§ EXERCISE PROMPT
Below are some records. Say how many of their lines include the string "ange", giving only the number.
--
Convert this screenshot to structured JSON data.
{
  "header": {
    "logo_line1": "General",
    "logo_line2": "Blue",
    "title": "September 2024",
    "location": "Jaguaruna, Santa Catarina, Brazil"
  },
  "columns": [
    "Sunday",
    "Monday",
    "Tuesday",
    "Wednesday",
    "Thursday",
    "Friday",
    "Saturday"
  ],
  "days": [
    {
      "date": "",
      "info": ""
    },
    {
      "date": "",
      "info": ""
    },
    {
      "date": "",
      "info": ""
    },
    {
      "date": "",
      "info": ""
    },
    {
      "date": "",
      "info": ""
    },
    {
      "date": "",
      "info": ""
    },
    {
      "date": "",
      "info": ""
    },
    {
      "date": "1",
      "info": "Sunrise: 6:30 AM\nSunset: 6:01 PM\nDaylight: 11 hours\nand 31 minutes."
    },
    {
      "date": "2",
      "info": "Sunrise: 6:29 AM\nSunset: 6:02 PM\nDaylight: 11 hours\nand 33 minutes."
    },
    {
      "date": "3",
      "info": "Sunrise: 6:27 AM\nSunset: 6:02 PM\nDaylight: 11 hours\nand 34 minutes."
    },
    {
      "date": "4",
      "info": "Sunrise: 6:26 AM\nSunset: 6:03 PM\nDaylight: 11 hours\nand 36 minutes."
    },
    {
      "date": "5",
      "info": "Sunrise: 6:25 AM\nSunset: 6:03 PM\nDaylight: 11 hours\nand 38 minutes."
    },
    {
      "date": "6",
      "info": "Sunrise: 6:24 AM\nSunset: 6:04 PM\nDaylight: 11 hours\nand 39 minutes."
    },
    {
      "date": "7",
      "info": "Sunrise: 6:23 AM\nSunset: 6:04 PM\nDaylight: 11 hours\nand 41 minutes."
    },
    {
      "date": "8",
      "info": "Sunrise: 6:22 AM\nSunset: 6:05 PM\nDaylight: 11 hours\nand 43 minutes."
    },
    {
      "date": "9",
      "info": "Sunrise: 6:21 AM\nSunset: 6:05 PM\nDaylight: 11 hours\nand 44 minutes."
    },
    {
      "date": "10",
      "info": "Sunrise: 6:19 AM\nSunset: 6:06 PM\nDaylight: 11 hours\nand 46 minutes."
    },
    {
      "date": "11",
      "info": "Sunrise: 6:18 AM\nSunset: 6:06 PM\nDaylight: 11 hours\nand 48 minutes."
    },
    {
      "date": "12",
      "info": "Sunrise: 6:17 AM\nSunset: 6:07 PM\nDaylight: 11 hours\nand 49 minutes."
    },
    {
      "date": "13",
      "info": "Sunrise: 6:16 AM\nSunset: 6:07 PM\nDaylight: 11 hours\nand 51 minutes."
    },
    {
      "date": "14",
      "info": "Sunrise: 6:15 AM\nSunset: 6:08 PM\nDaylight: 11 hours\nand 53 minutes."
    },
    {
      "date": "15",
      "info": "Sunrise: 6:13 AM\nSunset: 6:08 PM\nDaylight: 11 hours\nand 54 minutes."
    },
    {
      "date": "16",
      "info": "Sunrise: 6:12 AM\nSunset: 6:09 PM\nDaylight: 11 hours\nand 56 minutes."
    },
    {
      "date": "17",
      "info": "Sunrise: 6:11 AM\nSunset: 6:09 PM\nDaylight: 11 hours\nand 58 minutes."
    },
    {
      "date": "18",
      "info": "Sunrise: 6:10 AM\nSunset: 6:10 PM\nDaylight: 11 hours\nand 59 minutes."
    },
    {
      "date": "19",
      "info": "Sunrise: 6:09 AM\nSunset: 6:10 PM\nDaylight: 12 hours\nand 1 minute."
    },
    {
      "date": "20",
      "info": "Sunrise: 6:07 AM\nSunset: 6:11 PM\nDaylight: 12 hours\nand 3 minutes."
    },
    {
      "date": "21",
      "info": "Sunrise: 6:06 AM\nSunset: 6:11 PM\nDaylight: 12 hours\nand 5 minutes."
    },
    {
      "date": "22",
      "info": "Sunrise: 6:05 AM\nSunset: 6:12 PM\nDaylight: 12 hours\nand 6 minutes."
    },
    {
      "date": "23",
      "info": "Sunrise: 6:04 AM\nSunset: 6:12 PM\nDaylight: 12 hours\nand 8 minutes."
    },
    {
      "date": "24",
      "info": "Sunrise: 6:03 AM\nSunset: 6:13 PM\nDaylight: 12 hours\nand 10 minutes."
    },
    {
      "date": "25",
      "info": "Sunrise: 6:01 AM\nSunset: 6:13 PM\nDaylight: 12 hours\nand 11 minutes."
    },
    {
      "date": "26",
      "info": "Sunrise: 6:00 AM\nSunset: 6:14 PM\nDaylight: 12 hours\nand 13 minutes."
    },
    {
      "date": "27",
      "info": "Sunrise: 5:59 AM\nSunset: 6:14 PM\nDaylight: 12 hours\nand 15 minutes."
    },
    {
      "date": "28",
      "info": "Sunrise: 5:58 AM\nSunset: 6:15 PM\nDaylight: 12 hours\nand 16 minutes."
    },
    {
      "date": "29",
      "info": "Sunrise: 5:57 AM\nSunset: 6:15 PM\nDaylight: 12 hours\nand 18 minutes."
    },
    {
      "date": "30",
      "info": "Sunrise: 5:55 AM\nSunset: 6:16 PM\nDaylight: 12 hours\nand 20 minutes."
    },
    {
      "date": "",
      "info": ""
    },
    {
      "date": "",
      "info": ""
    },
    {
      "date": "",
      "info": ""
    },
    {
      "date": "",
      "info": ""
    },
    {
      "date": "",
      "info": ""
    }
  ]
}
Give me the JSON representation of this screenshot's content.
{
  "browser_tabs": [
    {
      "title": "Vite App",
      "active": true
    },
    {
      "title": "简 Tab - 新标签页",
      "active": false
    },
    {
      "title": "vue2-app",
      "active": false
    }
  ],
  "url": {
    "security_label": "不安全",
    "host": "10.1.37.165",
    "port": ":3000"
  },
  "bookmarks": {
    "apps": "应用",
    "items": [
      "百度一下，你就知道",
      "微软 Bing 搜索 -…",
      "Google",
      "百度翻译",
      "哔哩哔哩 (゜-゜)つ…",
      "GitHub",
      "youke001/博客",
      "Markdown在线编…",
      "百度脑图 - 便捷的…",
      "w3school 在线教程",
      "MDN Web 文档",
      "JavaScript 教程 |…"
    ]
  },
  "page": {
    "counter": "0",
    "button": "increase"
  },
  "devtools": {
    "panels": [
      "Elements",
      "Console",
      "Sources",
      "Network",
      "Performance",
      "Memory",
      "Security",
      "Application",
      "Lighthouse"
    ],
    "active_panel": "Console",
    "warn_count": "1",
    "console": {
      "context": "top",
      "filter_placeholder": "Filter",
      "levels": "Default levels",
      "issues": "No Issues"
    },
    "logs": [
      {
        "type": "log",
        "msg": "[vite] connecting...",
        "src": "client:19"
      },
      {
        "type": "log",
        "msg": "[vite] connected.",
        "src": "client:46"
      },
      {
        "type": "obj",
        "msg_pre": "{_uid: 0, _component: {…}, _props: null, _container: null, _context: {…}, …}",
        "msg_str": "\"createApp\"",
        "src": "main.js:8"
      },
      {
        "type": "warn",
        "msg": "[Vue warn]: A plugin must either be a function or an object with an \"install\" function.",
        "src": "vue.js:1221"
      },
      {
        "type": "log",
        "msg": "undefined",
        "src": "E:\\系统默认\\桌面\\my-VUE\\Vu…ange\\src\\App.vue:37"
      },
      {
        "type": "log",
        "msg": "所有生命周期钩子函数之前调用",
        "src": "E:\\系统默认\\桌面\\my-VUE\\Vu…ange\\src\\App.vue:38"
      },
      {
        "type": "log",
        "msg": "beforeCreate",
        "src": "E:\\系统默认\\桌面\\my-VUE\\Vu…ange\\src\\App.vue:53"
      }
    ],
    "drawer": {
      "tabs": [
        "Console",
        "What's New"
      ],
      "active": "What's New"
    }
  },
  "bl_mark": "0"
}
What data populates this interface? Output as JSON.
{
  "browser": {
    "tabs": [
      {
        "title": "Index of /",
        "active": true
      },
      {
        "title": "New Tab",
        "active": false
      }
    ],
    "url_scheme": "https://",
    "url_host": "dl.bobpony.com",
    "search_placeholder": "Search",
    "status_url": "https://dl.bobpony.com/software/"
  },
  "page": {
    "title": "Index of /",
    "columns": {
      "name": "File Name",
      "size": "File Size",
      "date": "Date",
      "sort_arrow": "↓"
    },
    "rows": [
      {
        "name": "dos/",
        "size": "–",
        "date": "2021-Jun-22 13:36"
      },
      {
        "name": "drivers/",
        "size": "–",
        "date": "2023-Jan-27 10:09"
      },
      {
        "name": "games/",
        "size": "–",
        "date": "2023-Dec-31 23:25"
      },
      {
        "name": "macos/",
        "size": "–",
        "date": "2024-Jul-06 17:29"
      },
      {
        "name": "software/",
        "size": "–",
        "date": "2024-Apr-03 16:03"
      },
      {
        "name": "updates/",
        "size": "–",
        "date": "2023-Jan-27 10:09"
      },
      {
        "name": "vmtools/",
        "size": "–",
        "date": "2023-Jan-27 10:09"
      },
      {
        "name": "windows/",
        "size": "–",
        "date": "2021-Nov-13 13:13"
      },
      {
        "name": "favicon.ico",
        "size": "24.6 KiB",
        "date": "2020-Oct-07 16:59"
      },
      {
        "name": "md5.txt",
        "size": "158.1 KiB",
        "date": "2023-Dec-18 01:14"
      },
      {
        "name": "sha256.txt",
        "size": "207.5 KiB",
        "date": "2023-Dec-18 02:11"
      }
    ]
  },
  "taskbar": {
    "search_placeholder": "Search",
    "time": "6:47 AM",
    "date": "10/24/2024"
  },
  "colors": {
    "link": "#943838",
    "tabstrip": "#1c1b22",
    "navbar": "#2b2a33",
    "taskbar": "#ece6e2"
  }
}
--
§ ANSWER IN FULL
3